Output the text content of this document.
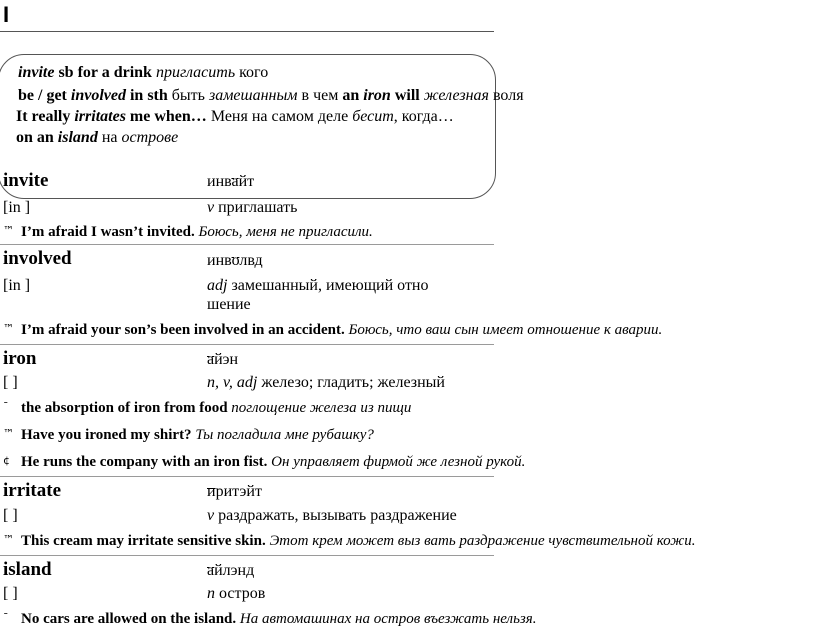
I
invite sb for a drink пригласить кого
be / get involved in sth быть замешанным в чем an iron will железная воля
It really irritates me when… Меня на самом деле бесит, когда…
on an island на острове
invite	инвайт
[in ]	v приглашать
™ I’m afraid I wasn’t invited. Боюсь, меня не пригласили.
involved	инволвд
[in ]	adj замешанный, имеющий отно
шение
™ I’m afraid your son’s been involved in an accident. Боюсь, что ваш сын имеет отношение к аварии.
iron	айэн
[ ]	n, v, adj железо; гладить; железный
¯ the absorption of iron from food поглощение железа из пищи
™ Have you ironed my shirt? Ты погладила мне рубашку?
¢ He runs the company with an iron fist. Он управляет фирмой же лезной рукой.
irritate	иритэйт
[ ]	v раздражать, вызывать раздражение
™ This cream may irritate sensitive skin. Этот крем может выз вать раздражение чувствительной кожи.
island	айлэнд
[ ]	n остров
¯ No cars are allowed on the island. На автомашинах на остров въезжать нельзя.
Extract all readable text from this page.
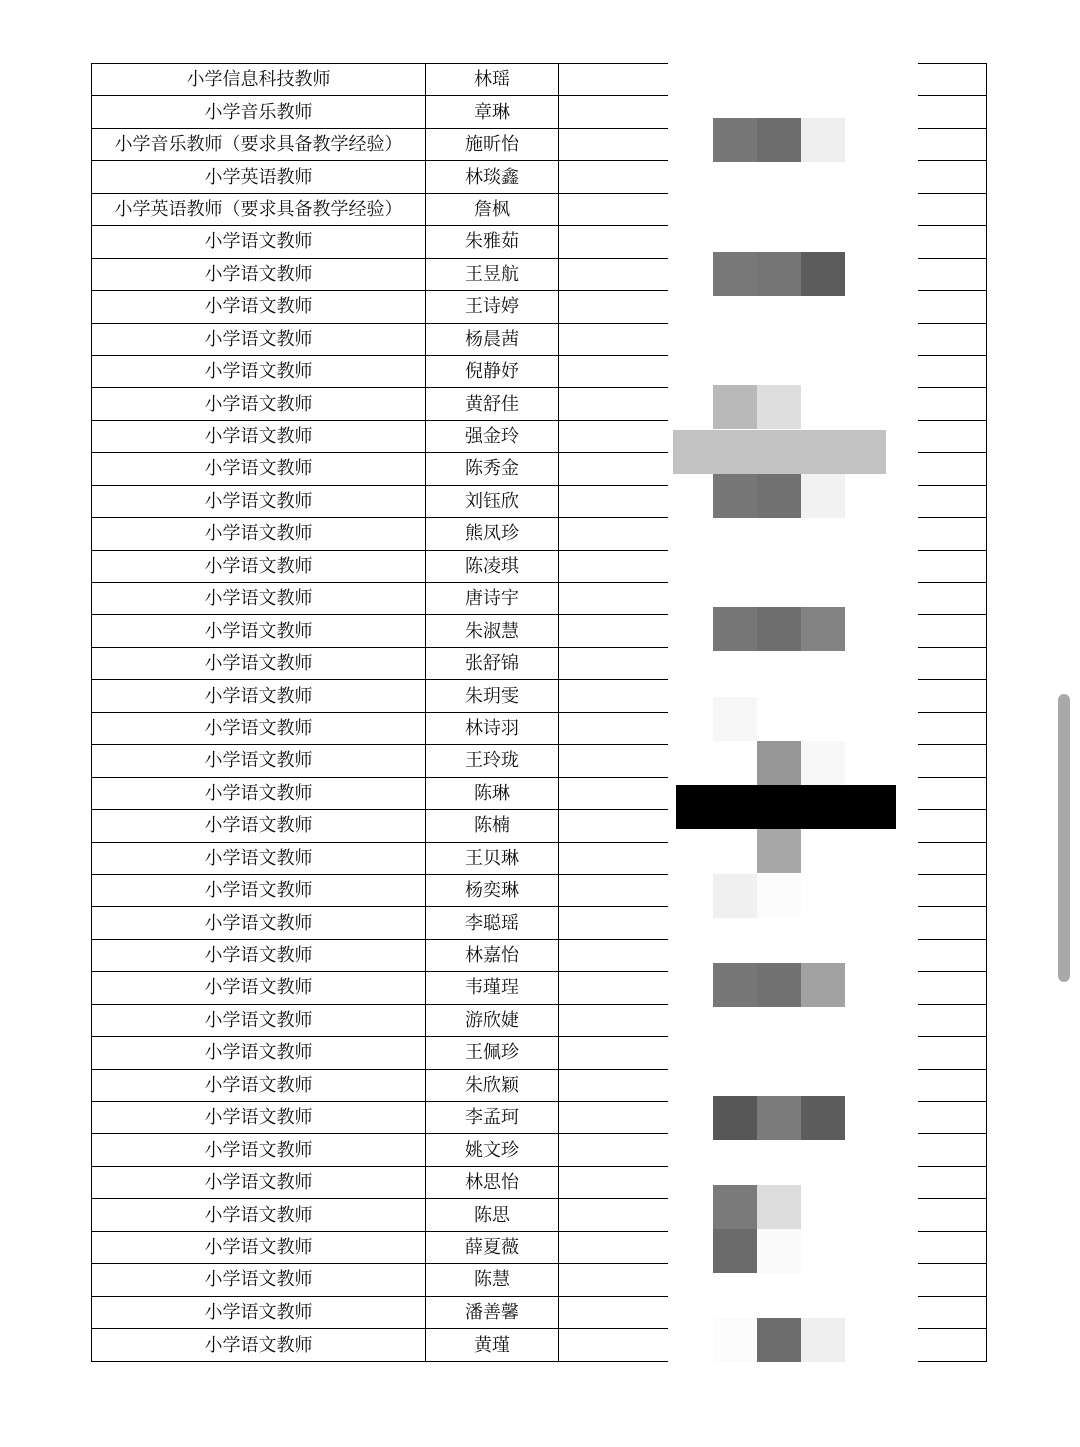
小学信息科技教师	林瑶		
小学音乐教师	章琳		
小学音乐教师（要求具备教学经验）	施昕怡		
小学英语教师	林琰鑫		
小学英语教师（要求具备教学经验）	詹枫		
小学语文教师	朱雅茹		
小学语文教师	王昱航		
小学语文教师	王诗婷		
小学语文教师	杨晨茜		
小学语文教师	倪静妤		
小学语文教师	黄舒佳		
小学语文教师	强金玲		
小学语文教师	陈秀金		
小学语文教师	刘钰欣		
小学语文教师	熊凤珍		
小学语文教师	陈凌琪		
小学语文教师	唐诗宇		
小学语文教师	朱淑慧		
小学语文教师	张舒锦		
小学语文教师	朱玥雯		
小学语文教师	林诗羽		
小学语文教师	王玲珑		
小学语文教师	陈琳		
小学语文教师	陈楠		
小学语文教师	王贝琳		
小学语文教师	杨奕琳		
小学语文教师	李聪瑶		
小学语文教师	林嘉怡		
小学语文教师	韦瑾珵		
小学语文教师	游欣婕		
小学语文教师	王佩珍		
小学语文教师	朱欣颖		
小学语文教师	李孟珂		
小学语文教师	姚文珍		
小学语文教师	林思怡		
小学语文教师	陈思		
小学语文教师	薛夏薇		
小学语文教师	陈慧		
小学语文教师	潘善馨		
小学语文教师	黄瑾		
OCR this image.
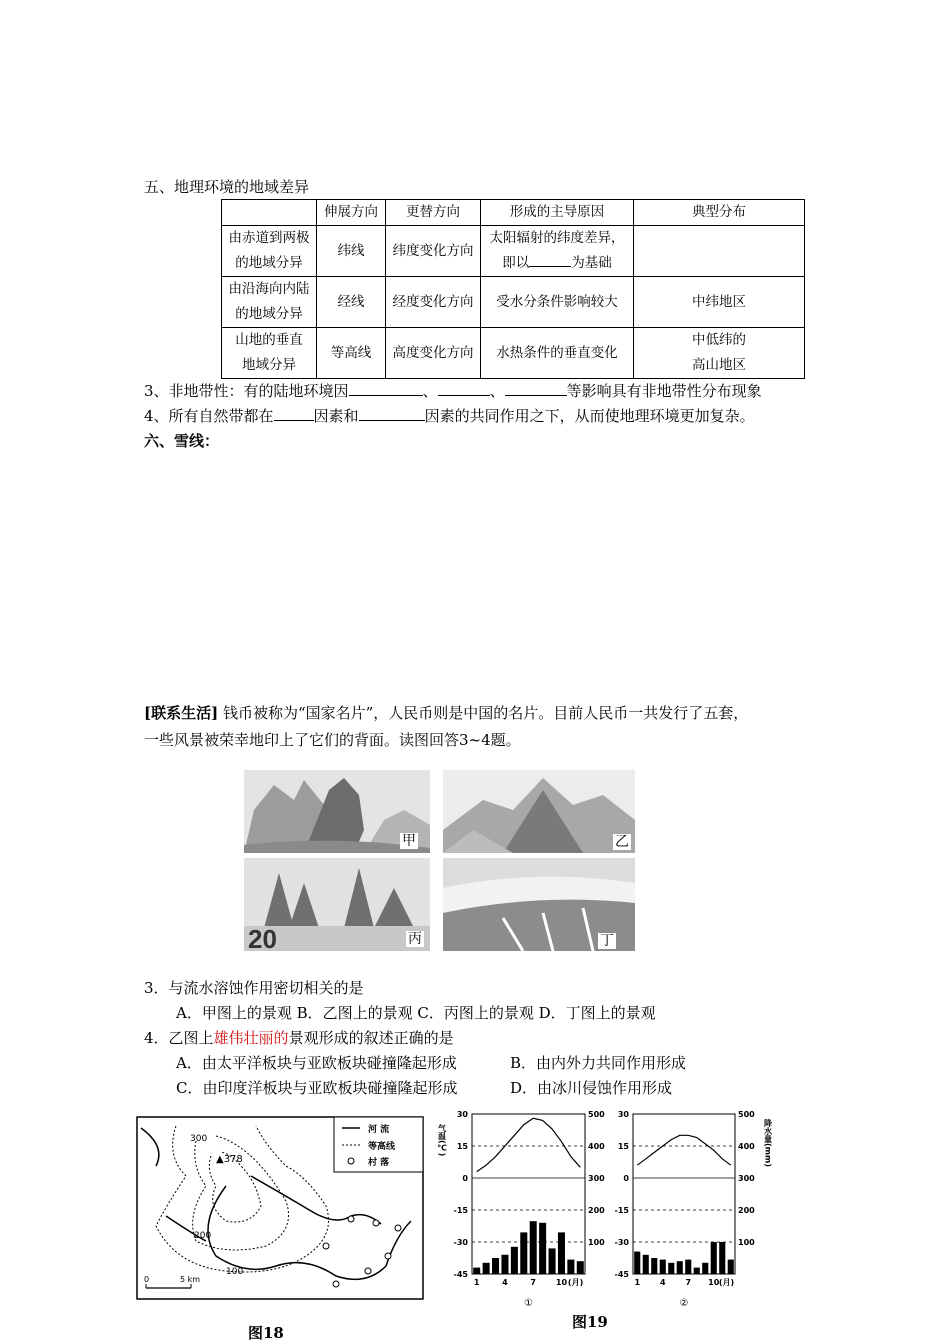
五、地理环境的地域差异
	伸展方向	更替方向	形成的主导原因	典型分布
由赤道到两极
的地域分异	纬线	纬度变化方向	太阳辐射的纬度差异，
即以 为基础	
由沿海向内陆
的地域分异	经线	经度变化方向	受水分条件影响较大	中纬地区
山地的垂直
地域分异	等高线	高度变化方向	水热条件的垂直变化	中低纬的
高山地区
3、非地带性：有的陆地环境因	、	、	等影响具有非地带性分布现象
4、所有自然带都在	因素和	因素的共同作用之下，从而使地理环境更加复杂。
六、雪线：
[联系生活] 钱币被称为“国家名片”，人民币则是中国的名片。目前人民币一共发行了五套，
一些风景被荣幸地印上了它们的背面。读图回答3~4题。
甲	乙
20	丙	丁
3．与流水溶蚀作用密切相关的是
A．甲图上的景观 B．乙图上的景观 C．丙图上的景观 D．丁图上的景观
4．乙图上雄伟壮丽的景观形成的叙述正确的是
A．由太平洋板块与亚欧板块碰撞隆起形成	B．由内外力共同作用形成
C．由印度洋板块与亚欧板块碰撞隆起形成	D．由冰川侵蚀作用形成
河 流
等高线
村 落
▲378
300
200
100
0	5 km
图18
30
15
0
-15
-30
-45
500
400
300
200
100
1	4	7 10 (月)
①
30
15
0
-15
-30
-45
500
400
300
200
100
1 4 7 10 (月)
②
气温(℃)	降水量(mm)
图19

- Given task
Using the material above, report each line where "from" occurs.

- Output below
¯ the absorption of iron from food поглощение железа из пищи
Extract all readable text from this page.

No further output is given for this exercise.